Report all lines from the entries below in which "False" appears.
──────── Input for this task ────────
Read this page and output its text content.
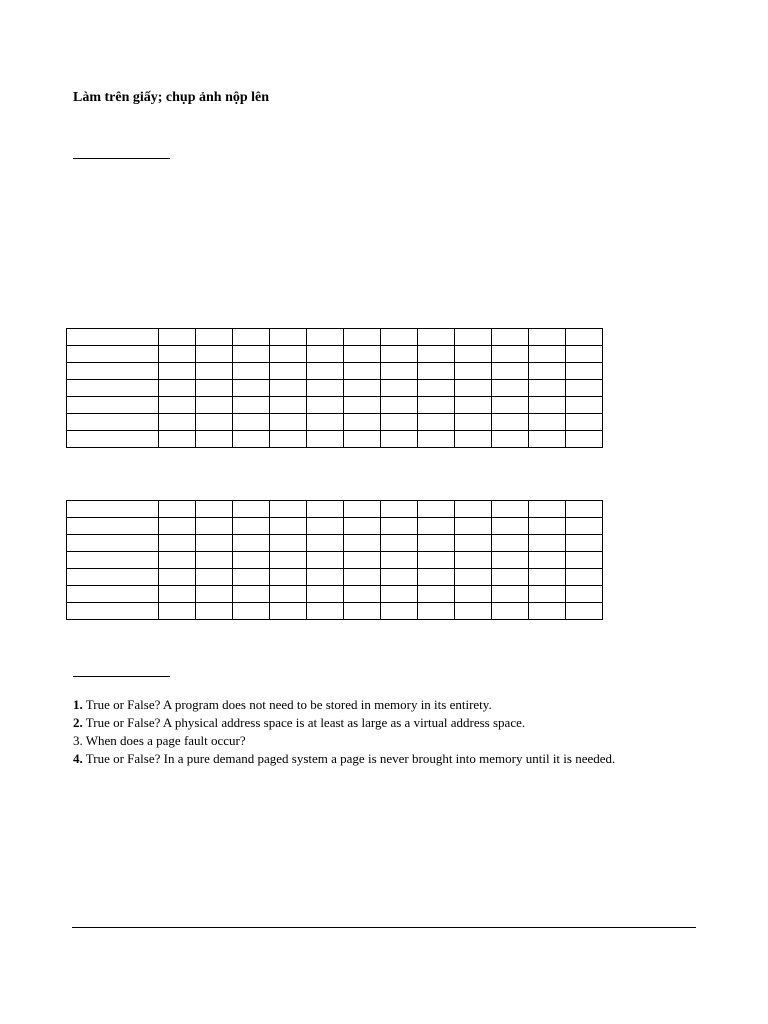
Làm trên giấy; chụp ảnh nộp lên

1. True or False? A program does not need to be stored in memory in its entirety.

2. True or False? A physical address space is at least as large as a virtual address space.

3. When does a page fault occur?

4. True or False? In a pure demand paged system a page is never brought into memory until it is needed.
────────
──────── Input for this task ────────
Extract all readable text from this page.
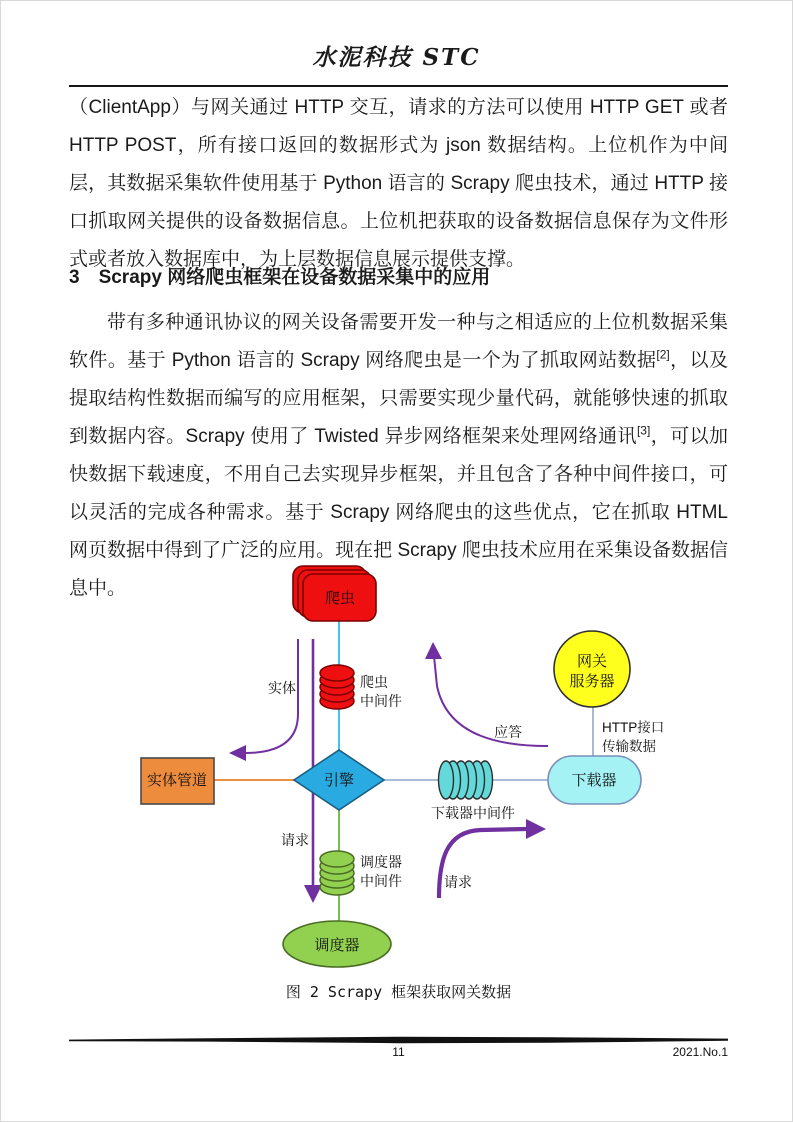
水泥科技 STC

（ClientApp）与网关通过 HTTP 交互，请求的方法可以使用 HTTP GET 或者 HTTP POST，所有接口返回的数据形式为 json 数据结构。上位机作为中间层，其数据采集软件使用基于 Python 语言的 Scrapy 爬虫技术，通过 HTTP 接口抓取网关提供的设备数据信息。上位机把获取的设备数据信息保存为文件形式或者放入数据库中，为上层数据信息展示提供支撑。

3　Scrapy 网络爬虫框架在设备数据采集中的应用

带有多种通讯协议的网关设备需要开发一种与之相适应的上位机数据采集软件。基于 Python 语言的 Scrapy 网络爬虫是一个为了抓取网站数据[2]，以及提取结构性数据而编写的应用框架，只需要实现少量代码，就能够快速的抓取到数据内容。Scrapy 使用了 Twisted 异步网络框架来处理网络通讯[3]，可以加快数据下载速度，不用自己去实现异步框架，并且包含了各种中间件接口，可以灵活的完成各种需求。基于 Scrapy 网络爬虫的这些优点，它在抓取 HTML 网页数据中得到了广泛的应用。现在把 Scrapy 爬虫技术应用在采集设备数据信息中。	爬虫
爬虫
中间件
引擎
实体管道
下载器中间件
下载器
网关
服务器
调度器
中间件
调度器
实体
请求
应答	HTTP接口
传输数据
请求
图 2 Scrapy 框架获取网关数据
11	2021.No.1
────────
Answer
1. True or False? A program does not need to be stored in memory in its entirety.
2. True or False? A physical address space is at least as large as a virtual address space.
4. True or False? In a pure demand paged system a page is never brought into memory until it is needed.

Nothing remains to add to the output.